Items from a dataset
******************************

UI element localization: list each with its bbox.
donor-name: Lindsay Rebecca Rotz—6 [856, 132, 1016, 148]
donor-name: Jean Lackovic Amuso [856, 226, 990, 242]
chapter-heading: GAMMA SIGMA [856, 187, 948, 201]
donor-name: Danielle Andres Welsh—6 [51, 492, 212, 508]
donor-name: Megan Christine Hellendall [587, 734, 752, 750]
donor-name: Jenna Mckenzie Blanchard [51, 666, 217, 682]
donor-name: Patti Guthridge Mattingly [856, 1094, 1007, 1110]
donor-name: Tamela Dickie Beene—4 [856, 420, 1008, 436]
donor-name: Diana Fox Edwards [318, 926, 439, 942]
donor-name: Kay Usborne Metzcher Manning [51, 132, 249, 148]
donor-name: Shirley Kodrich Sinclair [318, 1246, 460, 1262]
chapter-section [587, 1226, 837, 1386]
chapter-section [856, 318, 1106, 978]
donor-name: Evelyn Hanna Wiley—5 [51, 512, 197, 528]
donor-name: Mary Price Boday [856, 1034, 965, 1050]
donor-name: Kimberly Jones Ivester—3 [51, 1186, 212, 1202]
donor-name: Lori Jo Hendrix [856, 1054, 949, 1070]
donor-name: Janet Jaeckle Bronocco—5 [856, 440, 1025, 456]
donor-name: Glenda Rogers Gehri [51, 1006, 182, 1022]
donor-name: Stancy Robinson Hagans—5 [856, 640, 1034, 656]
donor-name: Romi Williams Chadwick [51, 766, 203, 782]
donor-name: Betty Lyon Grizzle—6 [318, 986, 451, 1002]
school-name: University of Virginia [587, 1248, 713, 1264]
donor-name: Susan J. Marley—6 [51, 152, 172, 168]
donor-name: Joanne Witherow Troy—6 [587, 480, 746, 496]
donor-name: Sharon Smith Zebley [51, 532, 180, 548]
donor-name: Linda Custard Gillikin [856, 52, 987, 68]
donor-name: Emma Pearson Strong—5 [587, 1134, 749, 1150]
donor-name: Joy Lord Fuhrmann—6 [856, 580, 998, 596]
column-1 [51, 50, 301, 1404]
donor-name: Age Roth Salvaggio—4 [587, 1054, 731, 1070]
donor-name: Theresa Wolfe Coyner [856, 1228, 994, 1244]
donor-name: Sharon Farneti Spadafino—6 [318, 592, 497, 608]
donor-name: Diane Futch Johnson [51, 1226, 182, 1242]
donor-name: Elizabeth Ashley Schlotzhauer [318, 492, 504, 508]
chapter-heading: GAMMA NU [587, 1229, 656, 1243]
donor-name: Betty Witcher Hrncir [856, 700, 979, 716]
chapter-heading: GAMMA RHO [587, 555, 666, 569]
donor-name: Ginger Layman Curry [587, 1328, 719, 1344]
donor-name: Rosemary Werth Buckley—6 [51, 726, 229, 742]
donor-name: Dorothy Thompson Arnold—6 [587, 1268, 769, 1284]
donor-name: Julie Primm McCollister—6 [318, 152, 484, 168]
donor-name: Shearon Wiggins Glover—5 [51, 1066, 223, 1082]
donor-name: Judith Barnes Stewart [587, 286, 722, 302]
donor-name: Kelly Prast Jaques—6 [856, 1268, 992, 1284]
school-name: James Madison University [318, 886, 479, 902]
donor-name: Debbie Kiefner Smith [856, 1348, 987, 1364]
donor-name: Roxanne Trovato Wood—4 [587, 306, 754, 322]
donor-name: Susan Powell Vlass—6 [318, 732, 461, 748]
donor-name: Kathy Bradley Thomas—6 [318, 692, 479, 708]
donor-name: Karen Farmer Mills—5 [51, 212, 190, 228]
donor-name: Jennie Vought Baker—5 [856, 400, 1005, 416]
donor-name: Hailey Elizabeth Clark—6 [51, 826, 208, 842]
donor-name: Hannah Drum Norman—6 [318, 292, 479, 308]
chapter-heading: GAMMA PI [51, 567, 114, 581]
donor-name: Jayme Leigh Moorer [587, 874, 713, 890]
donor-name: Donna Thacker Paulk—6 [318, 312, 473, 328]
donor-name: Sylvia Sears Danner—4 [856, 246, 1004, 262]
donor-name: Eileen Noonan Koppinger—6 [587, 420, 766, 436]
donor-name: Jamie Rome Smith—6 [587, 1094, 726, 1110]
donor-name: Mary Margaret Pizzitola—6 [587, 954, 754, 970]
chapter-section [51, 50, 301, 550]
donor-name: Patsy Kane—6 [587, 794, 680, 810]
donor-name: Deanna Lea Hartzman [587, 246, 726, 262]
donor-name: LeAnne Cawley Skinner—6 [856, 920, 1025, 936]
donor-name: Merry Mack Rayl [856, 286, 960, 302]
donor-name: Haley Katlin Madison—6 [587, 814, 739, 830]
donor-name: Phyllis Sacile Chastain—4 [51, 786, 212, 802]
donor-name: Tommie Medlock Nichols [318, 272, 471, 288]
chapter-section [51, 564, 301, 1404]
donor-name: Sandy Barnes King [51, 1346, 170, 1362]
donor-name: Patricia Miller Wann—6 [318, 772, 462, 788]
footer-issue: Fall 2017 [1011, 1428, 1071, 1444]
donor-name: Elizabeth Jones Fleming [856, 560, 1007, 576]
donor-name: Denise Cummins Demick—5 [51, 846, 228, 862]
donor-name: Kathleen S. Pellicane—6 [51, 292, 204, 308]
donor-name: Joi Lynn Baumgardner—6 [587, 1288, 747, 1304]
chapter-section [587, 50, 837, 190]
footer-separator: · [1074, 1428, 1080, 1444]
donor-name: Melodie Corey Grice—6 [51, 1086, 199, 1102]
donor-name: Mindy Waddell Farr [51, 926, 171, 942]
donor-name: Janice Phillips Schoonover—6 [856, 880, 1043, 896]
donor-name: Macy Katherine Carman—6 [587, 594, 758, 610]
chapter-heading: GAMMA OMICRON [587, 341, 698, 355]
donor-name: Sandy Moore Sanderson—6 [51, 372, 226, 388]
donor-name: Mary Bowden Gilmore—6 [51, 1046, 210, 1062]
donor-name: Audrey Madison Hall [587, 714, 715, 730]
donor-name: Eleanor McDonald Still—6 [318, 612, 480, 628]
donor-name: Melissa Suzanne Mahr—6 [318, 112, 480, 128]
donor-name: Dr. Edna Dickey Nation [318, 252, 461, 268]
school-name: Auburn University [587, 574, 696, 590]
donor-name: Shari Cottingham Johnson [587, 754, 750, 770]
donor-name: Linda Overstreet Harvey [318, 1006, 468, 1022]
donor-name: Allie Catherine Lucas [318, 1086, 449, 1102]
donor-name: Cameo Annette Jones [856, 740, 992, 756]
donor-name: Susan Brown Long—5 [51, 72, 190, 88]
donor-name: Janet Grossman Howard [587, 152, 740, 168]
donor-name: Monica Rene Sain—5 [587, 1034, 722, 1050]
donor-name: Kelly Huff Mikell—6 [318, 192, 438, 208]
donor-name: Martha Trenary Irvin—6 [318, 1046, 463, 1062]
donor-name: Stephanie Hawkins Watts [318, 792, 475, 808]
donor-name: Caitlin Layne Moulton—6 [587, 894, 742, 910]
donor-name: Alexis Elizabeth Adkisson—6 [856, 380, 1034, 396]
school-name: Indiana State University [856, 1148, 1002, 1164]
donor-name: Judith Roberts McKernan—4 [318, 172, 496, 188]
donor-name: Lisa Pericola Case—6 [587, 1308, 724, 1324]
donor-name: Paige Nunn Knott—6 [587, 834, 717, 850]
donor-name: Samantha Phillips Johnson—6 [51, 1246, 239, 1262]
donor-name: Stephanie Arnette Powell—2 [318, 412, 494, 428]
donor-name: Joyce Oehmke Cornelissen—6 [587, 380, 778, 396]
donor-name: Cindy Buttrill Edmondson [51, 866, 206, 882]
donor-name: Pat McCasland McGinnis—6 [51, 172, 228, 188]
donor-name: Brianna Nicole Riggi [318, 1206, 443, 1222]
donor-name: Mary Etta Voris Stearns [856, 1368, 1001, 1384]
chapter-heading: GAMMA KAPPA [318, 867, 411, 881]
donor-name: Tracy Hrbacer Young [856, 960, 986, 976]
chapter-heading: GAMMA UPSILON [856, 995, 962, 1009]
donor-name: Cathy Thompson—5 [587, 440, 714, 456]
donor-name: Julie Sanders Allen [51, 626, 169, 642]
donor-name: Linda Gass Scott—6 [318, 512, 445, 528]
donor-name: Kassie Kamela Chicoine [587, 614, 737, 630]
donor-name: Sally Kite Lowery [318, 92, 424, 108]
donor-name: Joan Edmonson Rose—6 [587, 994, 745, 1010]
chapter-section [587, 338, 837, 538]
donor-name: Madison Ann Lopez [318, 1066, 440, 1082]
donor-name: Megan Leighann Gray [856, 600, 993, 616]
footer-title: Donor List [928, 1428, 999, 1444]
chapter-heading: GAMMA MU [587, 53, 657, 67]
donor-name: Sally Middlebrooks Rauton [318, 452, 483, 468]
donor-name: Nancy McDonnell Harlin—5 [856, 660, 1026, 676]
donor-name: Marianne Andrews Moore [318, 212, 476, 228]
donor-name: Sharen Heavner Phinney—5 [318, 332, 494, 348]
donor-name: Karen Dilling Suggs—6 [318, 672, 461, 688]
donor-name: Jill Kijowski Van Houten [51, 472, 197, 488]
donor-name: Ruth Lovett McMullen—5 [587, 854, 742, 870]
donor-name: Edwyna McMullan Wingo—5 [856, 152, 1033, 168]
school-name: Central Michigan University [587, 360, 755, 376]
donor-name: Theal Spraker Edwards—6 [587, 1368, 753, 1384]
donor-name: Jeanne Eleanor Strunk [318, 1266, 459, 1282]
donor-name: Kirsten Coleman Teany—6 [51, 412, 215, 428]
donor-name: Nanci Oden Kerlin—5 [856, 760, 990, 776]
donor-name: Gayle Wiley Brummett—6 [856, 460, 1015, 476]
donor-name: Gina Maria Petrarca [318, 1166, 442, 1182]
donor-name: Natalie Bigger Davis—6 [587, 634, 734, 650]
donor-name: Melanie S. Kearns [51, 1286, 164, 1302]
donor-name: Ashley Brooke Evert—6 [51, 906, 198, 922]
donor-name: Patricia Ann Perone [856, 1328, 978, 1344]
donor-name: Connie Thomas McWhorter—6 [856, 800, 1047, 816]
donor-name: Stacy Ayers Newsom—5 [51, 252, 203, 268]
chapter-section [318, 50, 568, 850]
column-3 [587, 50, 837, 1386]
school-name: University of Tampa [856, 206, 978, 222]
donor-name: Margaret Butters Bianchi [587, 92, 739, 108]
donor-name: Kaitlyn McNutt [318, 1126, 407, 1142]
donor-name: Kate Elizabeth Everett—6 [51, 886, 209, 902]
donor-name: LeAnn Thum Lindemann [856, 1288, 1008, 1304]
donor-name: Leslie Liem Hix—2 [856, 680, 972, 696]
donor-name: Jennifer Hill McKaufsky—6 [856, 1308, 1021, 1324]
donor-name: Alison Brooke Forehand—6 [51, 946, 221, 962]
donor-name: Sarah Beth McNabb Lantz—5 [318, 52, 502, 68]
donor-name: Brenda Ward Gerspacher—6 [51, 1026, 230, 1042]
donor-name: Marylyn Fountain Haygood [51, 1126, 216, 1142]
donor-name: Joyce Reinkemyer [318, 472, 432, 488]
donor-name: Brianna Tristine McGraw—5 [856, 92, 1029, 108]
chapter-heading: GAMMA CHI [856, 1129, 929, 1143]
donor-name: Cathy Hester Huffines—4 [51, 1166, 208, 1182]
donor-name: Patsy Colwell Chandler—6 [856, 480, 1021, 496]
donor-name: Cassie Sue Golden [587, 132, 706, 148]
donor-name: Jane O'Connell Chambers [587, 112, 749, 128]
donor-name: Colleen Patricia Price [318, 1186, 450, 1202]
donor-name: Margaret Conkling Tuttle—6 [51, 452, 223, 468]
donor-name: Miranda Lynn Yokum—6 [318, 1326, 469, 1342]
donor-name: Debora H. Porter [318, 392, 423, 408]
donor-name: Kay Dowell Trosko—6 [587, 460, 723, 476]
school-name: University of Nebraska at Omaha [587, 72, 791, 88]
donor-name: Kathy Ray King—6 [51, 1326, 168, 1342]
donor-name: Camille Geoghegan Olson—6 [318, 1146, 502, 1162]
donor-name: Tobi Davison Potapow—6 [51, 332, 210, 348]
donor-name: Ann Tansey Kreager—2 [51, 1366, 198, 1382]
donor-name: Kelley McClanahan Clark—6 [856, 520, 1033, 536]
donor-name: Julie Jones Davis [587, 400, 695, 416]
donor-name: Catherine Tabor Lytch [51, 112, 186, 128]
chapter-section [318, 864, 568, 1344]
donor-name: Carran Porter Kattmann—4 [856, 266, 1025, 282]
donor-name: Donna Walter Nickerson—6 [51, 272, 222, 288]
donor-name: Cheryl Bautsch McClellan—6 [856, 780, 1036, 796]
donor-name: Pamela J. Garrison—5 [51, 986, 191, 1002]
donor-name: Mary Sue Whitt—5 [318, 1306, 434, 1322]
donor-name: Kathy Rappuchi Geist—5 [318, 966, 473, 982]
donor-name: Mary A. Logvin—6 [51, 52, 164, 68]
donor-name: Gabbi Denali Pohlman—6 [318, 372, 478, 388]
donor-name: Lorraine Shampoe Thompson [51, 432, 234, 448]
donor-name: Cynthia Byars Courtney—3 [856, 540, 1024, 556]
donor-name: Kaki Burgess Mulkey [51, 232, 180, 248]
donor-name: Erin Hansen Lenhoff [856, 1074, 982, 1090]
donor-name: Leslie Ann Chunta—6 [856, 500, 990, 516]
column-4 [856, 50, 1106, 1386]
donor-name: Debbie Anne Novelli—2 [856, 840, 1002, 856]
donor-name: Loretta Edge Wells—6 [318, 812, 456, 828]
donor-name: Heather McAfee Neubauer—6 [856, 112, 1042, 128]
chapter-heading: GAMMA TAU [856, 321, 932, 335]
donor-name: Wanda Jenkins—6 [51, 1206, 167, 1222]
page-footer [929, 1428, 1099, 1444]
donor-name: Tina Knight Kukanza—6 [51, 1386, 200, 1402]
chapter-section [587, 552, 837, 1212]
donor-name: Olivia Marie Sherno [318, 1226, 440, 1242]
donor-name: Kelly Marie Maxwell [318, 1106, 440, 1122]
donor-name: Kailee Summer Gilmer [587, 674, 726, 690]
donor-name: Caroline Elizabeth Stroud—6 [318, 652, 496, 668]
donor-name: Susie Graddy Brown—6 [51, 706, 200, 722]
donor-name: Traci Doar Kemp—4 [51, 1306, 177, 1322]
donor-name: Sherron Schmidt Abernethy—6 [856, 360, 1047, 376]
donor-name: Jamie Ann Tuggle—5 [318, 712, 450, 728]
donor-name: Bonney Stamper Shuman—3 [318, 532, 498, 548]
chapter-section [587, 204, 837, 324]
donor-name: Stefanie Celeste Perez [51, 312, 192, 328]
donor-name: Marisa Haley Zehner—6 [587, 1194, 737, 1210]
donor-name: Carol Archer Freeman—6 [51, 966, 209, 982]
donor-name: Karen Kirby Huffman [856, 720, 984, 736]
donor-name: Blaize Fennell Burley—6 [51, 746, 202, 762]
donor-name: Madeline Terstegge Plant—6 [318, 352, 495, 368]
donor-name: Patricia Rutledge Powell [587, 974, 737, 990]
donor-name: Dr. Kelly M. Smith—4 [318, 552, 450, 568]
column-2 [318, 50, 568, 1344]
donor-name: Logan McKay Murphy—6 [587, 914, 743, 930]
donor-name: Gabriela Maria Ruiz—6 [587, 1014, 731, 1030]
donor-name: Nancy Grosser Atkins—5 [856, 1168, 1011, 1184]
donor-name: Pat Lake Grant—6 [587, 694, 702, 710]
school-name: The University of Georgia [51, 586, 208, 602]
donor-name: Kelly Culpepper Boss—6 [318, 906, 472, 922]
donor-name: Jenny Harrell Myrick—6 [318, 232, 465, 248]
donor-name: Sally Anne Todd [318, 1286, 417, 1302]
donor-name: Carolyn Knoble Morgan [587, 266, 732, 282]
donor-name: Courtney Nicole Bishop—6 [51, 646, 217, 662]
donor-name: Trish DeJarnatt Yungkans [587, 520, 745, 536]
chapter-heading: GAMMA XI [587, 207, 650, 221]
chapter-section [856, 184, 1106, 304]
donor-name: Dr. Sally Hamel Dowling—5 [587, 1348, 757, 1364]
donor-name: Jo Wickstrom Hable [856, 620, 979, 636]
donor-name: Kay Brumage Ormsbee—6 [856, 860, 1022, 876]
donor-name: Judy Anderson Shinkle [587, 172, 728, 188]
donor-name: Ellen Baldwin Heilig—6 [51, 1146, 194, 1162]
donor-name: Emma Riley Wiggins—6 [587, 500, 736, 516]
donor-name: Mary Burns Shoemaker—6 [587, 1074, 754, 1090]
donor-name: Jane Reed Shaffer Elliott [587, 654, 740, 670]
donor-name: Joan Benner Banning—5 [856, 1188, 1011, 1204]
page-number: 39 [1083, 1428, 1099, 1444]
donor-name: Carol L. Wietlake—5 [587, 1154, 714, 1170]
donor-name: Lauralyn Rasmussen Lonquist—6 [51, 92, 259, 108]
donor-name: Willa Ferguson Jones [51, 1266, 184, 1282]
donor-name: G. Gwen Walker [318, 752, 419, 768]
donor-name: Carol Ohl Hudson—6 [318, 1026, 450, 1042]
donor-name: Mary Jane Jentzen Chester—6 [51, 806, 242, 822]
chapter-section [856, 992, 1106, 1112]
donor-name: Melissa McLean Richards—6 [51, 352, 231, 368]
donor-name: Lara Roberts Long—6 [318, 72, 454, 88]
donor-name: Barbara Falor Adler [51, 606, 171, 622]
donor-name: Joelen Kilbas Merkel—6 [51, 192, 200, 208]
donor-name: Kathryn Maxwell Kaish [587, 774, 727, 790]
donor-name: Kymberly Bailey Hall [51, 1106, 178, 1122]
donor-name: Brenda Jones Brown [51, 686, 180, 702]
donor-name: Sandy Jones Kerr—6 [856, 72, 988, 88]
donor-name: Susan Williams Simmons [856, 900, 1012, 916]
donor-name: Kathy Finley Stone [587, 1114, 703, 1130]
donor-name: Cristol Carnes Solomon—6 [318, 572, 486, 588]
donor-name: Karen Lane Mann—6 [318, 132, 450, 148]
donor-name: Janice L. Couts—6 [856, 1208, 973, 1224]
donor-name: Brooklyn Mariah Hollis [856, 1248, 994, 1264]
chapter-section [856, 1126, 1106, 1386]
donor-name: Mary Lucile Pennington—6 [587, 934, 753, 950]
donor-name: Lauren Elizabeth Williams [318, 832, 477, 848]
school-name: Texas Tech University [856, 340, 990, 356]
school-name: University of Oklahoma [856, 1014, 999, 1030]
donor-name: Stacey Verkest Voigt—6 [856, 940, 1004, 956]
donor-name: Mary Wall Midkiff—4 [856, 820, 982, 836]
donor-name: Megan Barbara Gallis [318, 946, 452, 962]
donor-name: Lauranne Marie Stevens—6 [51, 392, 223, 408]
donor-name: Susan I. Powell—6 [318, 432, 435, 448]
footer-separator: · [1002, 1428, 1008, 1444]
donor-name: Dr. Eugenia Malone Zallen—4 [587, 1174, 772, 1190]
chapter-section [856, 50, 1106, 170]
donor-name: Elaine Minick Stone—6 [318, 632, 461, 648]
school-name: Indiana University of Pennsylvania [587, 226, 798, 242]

******************************

WHAT THIS TASK INVOLVES » Pull out, word for word, every line of the data from the very first one down to and including the line that contains "donor-name: Jenna Mckenzie".

TASK OUTPUT »
UI element localization: list each with its bbox.
donor-name: Lindsay Rebecca Rotz—6 [856, 132, 1016, 148]
donor-name: Jean Lackovic Amuso [856, 226, 990, 242]
chapter-heading: GAMMA SIGMA [856, 187, 948, 201]
donor-name: Danielle Andres Welsh—6 [51, 492, 212, 508]
donor-name: Megan Christine Hellendall [587, 734, 752, 750]
donor-name: Jenna Mckenzie Blanchard [51, 666, 217, 682]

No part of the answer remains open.